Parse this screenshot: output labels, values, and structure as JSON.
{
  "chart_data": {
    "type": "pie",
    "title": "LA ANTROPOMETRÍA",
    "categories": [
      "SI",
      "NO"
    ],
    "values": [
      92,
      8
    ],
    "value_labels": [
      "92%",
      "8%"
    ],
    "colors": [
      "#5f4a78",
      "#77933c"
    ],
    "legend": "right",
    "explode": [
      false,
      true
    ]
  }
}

#####

Give an exact repetition of all the material.

#### ANSWER TO THIS EXERCISE:
Parse this screenshot: output labels, values, and structure as JSON.
{
  "chart_data": {
    "type": "pie",
    "title": "LA ANTROPOMETRÍA",
    "categories": [
      "SI",
      "NO"
    ],
    "values": [
      92,
      8
    ],
    "value_labels": [
      "92%",
      "8%"
    ],
    "colors": [
      "#5f4a78",
      "#77933c"
    ],
    "legend": "right",
    "explode": [
      false,
      true
    ]
  }
}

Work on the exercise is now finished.